» **Set tasks**:
(a) Please revise the California sexual harassment text below. Write it out starting at "To better distinguish" and ending at "as sexual harassment.", with "off-color comment" changed to "crude remark".
(b) In the California sexual harassment text below, what feelings does workplace sexual harassment cause in the victim? List every one the text names.

» **Reading text**:
——
Being a victim of sexual harassment can be one of the most humiliating and confusing events of your life, particularly your professional life. You may not know exactly what to do next when reporting the behavior and seeking civil damages. However, it is also very important to distinguish sexual harassment from acceptable behaviors. Many often ask, “What is not considered workplace sexual harassment in California?”
Sexual Harassment Law Firm CA can put together a solid case if you are sexually harassed in the workplace. Additionally, your lawyer can explain your position and determine whether your case really is sexual harassment or not. You may be in a situation where something did happen to you at work, but it wasn’t sexual harassment. In that case, you still want to know what your legal standing may be.
In California, it is considered sexual harassment in the workplace when an employee engages in sexual misconduct, sexual behavior, or sexual advances that are unwelcome and unwanted. It makes the victim feel unsafe, uncomfortable, intimidated, or threatened. It can involve touching, groping, threats, comments, inappropriate jokes, and more.
Despite recognizing when you are being sexually harassed, many scenarios might appear to be sexual harassment but are, in fact, not under California state law. To legally qualify as sexual harassment, the behavior in question must be serious enough to affect your work performance, create a hostile work environment, or change the conditions of your employment. The behavior cannot be minor or an isolated incident.
In a 2024 study by the Equal Employment Opportunity Commission (EEOC), it was determined that almost 1,500 cases of workplace discrimination in California that year were the direct result of a sex-related incident, including sexual harassment. If you are dealing with an incident of sexual harassment, you may be struggling with your mental health. Speaking to a local support group, like NAMI California or CalHOPE, may be beneficial to your situation.
To better distinguish sexual harassment from other behaviors that, while they may not be acceptable, are not considered sexual harassment under California state law, here are two examples of such behaviors. While some of these may be considered rude, inappropriate, or downright cruel, they may not be seen as sexual harassment under California’s FEHA:
While a sexually charged joke or off-color comment can certainly be offensive at the time, it may not be seen as sexual harassment if it was an isolated incident. It may be seen as trivial behavior that isn’t illegal misconduct. However, if such a joke or comment is then followed by references to a coworker’s sex or gender, that can create a hostile work environment and would be seen as sexual harassment.
——
» **Data supplied**:
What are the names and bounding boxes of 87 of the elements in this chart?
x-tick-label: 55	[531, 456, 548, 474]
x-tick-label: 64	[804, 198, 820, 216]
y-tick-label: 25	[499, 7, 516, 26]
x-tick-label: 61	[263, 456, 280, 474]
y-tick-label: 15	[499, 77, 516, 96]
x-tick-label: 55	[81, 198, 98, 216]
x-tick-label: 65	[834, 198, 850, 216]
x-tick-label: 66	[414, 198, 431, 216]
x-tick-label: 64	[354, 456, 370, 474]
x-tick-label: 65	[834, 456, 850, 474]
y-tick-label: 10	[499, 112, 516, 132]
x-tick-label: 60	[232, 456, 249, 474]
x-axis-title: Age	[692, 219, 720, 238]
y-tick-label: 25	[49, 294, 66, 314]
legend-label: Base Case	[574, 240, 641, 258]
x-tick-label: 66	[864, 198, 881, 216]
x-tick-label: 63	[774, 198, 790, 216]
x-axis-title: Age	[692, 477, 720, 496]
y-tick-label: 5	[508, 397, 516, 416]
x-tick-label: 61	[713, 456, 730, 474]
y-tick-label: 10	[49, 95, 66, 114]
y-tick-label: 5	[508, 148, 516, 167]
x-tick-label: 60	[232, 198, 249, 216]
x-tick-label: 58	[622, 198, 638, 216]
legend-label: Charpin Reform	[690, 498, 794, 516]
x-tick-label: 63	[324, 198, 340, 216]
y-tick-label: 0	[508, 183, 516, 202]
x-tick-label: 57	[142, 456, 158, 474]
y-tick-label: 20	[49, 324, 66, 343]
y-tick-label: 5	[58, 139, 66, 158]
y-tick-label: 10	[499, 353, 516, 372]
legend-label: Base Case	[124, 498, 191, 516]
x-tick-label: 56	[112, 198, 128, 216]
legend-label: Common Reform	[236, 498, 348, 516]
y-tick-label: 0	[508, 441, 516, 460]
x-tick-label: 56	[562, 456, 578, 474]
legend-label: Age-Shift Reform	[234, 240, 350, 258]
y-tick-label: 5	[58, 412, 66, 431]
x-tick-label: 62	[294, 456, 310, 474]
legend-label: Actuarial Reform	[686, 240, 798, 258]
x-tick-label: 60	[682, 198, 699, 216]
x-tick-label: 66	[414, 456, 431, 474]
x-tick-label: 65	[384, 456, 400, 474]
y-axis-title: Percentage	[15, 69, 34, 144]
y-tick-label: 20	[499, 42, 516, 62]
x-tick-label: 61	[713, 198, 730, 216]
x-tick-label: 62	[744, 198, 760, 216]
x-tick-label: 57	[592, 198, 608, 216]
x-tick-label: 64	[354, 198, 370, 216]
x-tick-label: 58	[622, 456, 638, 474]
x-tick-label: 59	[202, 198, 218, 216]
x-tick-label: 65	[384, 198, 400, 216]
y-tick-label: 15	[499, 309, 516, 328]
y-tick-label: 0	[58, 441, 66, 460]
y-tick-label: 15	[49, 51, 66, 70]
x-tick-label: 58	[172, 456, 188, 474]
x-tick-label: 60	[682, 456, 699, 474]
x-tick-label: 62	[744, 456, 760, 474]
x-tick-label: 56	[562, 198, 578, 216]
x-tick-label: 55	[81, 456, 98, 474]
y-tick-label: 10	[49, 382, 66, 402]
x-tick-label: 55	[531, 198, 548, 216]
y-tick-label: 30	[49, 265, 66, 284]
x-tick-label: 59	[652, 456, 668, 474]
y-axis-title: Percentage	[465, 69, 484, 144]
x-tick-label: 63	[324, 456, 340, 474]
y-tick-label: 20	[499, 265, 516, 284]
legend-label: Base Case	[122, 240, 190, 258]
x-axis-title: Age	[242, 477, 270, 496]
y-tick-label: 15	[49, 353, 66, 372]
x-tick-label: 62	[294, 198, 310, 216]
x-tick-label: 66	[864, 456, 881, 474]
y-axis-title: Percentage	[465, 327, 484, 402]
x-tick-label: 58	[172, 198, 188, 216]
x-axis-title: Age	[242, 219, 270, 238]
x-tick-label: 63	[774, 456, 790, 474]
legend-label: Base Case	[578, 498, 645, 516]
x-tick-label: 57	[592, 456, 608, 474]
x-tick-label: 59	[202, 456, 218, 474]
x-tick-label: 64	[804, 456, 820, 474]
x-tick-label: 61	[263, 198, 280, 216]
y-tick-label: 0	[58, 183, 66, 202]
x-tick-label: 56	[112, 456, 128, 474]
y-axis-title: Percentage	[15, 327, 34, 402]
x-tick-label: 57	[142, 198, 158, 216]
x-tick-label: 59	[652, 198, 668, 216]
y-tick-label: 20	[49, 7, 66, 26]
——
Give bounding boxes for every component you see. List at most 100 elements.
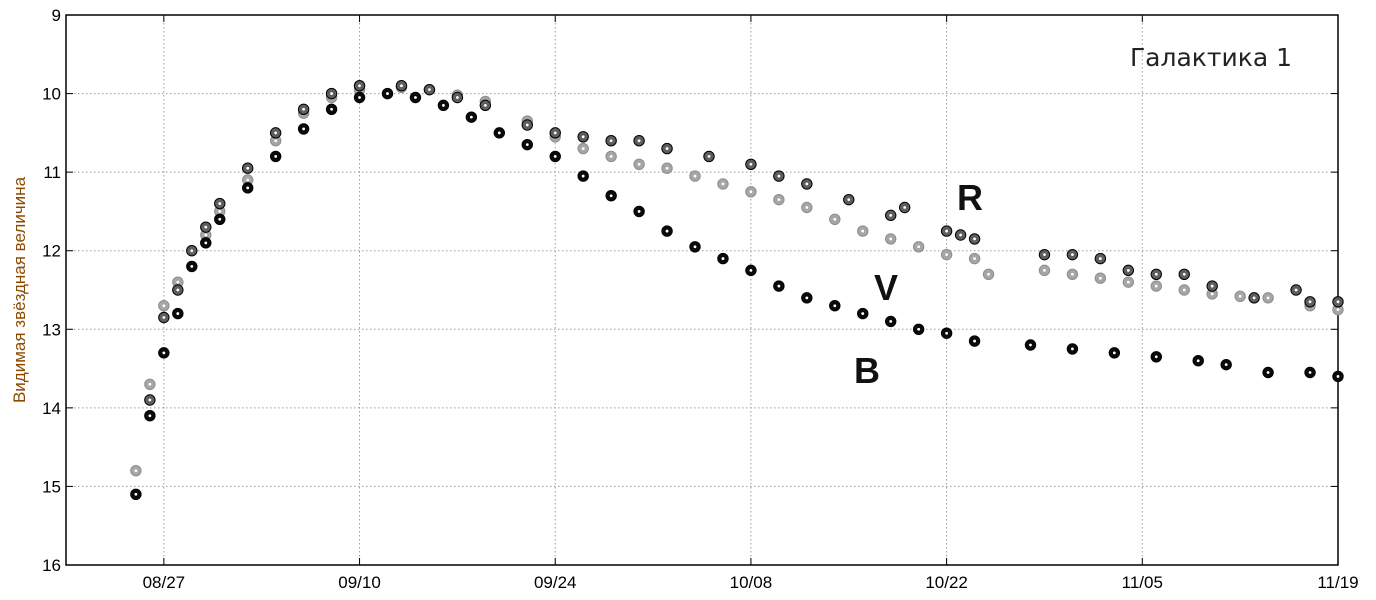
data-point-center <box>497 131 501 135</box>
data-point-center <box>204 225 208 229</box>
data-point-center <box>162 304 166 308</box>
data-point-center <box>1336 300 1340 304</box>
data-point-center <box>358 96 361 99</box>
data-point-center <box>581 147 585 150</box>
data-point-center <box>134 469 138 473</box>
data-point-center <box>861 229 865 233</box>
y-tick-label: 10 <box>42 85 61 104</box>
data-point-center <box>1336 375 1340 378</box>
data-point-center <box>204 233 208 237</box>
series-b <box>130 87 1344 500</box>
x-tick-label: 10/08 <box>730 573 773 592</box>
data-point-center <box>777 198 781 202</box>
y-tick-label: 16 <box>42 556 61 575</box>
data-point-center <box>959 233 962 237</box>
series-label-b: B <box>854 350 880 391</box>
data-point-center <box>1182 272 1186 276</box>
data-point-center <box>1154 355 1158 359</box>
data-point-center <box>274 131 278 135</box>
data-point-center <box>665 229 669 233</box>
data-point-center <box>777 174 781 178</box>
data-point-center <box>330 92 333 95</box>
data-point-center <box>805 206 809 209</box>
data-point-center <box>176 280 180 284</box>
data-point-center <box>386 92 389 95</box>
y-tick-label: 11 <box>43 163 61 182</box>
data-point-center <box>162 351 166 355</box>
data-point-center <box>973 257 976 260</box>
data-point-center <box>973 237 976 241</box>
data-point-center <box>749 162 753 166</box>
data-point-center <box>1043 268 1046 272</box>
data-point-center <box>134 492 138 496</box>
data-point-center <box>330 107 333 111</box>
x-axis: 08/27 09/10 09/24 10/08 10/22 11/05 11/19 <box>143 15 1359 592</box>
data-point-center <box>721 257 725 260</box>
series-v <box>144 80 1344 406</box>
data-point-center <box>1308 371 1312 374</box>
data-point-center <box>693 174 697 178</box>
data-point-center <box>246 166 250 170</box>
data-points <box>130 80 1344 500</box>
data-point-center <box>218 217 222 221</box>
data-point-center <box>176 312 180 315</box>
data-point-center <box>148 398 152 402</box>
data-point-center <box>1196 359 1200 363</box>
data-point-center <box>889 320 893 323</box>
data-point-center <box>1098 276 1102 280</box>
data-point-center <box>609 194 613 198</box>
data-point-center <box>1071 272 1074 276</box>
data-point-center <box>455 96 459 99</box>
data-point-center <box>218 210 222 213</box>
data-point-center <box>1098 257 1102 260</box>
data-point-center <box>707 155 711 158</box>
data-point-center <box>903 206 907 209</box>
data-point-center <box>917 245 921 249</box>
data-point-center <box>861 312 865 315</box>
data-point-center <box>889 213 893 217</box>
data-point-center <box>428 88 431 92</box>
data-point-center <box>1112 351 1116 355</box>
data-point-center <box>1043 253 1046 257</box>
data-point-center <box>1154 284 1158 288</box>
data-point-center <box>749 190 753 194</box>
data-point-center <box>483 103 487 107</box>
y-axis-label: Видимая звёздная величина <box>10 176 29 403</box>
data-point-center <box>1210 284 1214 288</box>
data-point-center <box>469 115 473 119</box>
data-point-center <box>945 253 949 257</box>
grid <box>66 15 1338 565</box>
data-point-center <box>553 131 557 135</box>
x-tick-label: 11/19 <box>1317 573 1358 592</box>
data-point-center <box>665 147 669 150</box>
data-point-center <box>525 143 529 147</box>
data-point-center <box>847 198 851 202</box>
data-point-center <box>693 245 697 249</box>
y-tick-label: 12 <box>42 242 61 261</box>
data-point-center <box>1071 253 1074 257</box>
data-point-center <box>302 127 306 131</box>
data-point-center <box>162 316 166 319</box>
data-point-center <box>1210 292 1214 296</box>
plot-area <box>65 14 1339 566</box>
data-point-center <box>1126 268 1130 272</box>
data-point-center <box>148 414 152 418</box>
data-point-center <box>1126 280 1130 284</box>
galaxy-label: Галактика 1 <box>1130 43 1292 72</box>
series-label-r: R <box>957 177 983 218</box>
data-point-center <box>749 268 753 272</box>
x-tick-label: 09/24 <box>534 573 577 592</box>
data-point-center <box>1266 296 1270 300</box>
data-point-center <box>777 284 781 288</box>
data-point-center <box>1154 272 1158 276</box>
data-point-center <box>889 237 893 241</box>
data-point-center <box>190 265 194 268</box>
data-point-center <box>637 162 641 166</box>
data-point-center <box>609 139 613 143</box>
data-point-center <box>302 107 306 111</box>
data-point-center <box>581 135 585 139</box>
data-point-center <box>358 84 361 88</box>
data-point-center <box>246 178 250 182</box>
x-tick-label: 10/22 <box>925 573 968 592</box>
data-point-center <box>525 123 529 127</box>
——
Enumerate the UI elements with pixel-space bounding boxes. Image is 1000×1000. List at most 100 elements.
——
» **Responses by task**:
(a)
To better distinguish sexual harassment from other behaviors that, while they may not be acceptable, are not considered sexual harassment under California state law, here are two examples of such behaviors. While some of these may be considered rude, inappropriate, or downright cruel, they may not be seen as sexual harassment under California’s FEHA:
While a sexually charged joke or crude remark can certainly be offensive at the time, it may not be seen as sexual harassment if it was an isolated incident. It may be seen as trivial behavior that isn’t illegal misconduct. However, if such a joke or comment is then followed by references to a coworker’s sex or gender, that can create a hostile work environment and would be seen as sexual harassment.

(b) unsafe, uncomfortable, intimidated, threatened